Source passage:
-- -- --

Dialogs: Video frame rate control

VirtualDub

VirtualDub help - Dialogs: Video frame rate control

The Video frame rate control dialog allows you to alter the frame rate of video, reduce the number of frames, or remove 3:2 pulldown.

Adjusting frame rate
If the source video has the wrong frame rate or doesn't natively have a frame rate (image sequence), you can specify one in the source correction portion of the dialog. You can either type in a rate, or have VirtualDub automatically choose a "same length" setting, such that the video and audio tracks end at the same time.
Note No frames are added or deleted by this setting, so if the video is synchronized with the audio beforehand it won't be after you change the frame rate. Similarly, if the video isn't synchronized, you may be able to fix it with this setting.
Note Manually entered frame rates are rounded to the nearest microsecond period. In particular, you cannot enter an exact NTSC fraction (30000/1001).

-- -- --

Saved data entries:
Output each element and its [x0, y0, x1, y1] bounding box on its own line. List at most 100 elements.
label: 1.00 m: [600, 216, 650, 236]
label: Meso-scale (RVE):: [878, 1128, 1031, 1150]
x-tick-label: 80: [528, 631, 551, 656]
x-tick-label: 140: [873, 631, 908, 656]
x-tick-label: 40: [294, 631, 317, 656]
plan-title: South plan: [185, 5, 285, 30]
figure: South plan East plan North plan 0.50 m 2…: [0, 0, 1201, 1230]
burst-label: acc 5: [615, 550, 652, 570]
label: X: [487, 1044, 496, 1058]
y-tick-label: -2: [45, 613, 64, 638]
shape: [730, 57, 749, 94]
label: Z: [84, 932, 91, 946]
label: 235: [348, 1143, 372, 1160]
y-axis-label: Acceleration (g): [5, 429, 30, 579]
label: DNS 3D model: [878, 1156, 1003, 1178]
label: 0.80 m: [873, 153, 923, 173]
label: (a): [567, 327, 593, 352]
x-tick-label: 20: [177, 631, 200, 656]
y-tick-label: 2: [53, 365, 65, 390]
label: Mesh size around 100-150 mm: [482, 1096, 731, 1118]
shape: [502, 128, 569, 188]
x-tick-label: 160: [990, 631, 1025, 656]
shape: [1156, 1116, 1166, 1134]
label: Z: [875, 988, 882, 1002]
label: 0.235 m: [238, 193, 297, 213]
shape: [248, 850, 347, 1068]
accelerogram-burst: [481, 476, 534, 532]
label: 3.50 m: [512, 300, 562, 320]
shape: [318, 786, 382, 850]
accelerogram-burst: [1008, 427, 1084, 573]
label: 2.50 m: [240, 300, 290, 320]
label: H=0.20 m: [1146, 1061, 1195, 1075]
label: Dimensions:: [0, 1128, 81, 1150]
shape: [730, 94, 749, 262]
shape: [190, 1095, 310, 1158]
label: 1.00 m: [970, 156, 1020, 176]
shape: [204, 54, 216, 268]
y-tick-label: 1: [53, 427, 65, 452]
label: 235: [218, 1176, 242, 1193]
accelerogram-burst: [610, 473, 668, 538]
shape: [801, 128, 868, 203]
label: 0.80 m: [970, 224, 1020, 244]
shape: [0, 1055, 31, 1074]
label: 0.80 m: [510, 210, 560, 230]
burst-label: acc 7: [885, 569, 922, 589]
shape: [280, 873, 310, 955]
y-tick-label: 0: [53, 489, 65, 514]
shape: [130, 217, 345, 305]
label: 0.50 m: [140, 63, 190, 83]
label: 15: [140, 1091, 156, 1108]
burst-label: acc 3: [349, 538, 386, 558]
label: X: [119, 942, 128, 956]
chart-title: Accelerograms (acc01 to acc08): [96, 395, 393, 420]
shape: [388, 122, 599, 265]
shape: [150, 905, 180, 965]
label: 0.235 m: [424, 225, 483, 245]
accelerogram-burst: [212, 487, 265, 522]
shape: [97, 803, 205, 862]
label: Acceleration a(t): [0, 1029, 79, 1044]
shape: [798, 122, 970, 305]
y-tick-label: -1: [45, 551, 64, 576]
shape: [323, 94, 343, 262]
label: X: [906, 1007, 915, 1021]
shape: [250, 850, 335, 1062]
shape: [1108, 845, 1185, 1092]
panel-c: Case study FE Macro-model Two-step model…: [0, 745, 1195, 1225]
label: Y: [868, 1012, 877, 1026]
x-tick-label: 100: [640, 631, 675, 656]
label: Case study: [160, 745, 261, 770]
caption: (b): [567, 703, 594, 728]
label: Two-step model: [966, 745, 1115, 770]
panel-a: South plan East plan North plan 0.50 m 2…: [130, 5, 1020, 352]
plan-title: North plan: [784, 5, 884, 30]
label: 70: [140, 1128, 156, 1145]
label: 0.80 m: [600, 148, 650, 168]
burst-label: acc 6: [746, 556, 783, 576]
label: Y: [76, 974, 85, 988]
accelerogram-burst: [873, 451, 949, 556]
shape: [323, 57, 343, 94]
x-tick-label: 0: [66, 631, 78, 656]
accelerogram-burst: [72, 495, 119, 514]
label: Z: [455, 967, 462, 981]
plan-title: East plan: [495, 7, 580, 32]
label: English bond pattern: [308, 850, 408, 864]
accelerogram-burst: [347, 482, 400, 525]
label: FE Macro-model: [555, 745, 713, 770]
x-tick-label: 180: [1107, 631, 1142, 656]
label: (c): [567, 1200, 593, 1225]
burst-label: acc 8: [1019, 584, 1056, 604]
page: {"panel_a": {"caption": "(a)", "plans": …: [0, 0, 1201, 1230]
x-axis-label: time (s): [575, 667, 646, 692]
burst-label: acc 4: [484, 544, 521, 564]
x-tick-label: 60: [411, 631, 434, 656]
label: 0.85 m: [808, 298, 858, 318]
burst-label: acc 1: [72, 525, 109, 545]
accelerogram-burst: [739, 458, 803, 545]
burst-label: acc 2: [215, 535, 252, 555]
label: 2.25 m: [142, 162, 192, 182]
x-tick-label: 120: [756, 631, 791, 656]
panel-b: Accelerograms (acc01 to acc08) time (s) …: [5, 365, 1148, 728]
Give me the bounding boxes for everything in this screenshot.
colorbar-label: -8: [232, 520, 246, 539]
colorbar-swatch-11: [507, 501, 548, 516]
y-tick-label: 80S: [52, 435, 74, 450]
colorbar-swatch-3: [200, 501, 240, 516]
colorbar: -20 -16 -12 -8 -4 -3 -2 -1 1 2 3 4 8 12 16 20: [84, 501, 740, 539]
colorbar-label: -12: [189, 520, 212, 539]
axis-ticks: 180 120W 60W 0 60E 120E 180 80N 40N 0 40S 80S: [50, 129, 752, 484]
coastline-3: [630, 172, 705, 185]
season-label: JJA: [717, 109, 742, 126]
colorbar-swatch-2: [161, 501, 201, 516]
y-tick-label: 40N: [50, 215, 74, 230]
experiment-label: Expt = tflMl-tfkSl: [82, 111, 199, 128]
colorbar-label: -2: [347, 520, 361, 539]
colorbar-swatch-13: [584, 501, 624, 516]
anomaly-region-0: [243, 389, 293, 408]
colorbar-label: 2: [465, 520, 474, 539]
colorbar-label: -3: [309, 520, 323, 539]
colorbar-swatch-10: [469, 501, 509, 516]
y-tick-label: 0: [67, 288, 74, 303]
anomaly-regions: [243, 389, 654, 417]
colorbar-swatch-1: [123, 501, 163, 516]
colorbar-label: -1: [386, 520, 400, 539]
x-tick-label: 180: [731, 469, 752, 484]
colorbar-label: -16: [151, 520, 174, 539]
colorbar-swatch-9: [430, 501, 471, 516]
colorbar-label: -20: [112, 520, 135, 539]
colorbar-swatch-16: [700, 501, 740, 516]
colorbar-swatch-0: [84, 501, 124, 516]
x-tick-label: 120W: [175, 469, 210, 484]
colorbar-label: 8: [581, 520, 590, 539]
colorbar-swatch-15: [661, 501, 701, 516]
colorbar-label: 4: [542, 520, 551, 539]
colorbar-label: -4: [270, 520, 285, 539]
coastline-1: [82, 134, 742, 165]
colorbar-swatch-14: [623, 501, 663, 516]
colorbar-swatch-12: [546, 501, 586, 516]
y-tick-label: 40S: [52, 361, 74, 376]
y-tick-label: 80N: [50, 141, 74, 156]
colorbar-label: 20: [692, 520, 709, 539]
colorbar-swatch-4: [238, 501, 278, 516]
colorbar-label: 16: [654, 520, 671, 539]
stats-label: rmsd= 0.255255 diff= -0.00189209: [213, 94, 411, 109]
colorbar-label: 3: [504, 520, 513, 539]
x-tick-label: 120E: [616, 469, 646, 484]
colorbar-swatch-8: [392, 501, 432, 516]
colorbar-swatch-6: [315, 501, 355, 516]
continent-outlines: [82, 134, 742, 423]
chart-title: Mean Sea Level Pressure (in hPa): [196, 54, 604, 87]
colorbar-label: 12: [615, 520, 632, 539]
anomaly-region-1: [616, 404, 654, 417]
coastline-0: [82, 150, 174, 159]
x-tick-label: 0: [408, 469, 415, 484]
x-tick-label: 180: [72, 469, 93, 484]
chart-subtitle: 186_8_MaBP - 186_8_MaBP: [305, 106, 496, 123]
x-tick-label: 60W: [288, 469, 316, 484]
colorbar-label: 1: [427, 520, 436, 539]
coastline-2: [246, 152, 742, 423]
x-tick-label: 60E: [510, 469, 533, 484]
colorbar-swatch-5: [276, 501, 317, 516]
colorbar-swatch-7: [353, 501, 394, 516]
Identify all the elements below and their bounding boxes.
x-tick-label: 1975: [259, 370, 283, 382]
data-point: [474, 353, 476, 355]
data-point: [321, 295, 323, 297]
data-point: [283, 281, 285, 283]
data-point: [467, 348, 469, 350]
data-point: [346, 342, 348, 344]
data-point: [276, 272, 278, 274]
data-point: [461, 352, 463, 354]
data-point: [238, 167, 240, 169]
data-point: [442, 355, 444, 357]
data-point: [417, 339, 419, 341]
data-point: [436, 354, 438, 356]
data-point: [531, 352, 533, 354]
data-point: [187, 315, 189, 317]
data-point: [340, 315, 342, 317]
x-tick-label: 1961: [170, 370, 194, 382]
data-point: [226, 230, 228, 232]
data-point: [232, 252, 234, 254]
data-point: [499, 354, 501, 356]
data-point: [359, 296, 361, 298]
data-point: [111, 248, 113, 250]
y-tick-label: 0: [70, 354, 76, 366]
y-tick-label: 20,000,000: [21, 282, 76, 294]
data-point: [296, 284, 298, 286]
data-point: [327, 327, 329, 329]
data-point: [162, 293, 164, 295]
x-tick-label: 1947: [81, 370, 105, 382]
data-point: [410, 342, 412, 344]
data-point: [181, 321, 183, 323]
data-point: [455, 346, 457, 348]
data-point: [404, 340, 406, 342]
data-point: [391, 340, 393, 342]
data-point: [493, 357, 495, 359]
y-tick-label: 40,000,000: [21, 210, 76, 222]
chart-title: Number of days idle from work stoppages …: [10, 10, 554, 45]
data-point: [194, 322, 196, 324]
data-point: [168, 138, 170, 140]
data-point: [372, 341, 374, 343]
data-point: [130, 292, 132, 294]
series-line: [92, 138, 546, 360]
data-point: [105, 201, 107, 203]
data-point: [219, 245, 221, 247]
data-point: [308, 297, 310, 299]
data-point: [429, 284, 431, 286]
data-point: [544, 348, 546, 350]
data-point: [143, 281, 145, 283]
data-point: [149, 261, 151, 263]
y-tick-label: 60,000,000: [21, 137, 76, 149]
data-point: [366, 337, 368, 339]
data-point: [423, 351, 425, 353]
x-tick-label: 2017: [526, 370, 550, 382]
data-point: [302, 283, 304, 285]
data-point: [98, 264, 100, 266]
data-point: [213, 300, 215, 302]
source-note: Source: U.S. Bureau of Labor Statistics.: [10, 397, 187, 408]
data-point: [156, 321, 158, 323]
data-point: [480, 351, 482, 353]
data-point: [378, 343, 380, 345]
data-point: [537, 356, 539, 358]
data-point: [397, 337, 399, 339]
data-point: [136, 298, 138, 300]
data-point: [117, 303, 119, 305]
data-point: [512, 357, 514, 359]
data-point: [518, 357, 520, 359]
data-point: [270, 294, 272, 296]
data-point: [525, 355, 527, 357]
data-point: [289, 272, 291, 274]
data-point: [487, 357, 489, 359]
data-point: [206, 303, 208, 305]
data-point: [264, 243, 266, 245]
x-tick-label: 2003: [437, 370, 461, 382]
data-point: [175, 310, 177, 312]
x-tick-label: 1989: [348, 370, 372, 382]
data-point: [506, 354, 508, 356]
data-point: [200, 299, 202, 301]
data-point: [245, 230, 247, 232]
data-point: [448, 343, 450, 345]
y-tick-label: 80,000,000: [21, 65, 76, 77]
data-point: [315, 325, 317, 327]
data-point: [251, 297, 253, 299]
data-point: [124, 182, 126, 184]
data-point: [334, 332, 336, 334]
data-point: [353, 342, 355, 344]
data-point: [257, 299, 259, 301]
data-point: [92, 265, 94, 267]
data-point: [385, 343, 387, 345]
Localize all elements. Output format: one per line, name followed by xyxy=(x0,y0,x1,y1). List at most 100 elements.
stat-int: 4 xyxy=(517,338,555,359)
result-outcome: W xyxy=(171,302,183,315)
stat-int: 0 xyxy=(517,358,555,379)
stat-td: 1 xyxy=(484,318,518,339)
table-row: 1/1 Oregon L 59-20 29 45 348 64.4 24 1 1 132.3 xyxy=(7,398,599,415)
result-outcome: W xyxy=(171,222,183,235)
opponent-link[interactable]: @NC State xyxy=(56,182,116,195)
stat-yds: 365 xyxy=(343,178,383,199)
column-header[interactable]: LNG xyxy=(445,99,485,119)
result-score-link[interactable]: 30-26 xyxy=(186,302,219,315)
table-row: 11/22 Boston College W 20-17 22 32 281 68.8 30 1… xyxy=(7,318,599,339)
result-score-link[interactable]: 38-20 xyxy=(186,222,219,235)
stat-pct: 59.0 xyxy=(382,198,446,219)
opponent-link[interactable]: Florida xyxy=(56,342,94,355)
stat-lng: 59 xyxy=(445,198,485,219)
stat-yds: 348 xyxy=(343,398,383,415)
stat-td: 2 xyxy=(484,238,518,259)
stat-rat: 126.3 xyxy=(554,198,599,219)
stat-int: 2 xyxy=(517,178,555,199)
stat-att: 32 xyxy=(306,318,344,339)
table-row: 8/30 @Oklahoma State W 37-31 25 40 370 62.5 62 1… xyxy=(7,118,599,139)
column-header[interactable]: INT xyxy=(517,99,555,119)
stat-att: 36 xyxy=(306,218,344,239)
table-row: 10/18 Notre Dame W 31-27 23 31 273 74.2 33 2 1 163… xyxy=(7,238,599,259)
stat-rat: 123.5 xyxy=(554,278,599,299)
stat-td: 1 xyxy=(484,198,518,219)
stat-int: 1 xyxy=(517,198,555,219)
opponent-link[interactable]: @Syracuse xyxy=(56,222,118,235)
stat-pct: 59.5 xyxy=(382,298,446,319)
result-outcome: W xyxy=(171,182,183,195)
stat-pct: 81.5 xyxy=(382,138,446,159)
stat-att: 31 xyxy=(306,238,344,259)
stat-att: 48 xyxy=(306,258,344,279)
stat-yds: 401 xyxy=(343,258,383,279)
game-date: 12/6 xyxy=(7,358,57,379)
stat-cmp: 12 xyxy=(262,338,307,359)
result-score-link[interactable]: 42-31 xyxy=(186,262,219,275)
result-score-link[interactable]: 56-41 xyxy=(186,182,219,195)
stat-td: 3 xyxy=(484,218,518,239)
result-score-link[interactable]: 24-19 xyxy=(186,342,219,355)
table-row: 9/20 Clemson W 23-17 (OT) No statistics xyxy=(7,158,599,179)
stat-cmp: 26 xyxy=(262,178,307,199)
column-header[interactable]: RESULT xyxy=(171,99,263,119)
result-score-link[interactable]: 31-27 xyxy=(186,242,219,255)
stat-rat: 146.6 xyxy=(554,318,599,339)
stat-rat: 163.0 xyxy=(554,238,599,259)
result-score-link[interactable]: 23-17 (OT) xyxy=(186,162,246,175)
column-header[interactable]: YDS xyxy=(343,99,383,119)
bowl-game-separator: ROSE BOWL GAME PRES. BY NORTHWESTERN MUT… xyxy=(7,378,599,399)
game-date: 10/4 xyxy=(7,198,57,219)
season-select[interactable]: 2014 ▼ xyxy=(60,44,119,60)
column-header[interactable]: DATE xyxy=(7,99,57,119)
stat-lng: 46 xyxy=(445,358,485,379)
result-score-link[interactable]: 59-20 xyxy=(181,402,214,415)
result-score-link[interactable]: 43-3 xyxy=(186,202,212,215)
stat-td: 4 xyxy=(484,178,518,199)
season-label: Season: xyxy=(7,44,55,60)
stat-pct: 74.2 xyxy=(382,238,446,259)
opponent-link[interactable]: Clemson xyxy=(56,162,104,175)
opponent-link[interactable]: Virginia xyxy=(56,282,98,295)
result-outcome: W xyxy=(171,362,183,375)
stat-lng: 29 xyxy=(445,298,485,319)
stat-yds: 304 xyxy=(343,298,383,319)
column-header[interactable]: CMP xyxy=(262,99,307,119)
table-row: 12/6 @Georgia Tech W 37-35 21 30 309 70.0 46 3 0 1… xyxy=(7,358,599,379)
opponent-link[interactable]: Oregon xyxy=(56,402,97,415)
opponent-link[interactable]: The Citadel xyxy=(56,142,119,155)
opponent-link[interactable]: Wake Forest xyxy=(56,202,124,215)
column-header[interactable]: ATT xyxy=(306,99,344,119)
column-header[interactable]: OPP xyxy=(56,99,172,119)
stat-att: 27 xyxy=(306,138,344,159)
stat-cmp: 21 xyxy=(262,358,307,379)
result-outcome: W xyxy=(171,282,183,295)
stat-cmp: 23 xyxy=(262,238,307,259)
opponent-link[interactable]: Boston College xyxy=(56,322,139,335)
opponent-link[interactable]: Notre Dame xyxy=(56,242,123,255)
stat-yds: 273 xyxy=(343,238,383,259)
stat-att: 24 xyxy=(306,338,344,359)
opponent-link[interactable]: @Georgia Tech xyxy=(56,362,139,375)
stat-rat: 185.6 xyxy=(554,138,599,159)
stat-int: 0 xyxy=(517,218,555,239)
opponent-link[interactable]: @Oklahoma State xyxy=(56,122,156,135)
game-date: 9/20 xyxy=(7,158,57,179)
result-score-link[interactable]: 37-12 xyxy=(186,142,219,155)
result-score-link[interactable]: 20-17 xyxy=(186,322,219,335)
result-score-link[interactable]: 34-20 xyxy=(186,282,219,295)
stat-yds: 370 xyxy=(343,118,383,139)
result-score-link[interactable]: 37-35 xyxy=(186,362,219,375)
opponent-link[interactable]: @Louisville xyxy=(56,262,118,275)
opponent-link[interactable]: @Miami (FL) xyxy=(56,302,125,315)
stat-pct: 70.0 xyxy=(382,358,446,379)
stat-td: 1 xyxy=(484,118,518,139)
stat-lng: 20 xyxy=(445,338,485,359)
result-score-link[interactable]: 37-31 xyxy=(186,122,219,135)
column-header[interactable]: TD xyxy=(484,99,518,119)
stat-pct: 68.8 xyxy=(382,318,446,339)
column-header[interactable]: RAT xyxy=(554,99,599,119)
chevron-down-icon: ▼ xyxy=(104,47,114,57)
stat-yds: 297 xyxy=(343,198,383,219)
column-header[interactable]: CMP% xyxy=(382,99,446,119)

-- -- --

Task brief:
In the VirtualDub help text on video frame rate control, what are manually entered frame rates rounded to?

Response to this task:
The nearest microsecond period.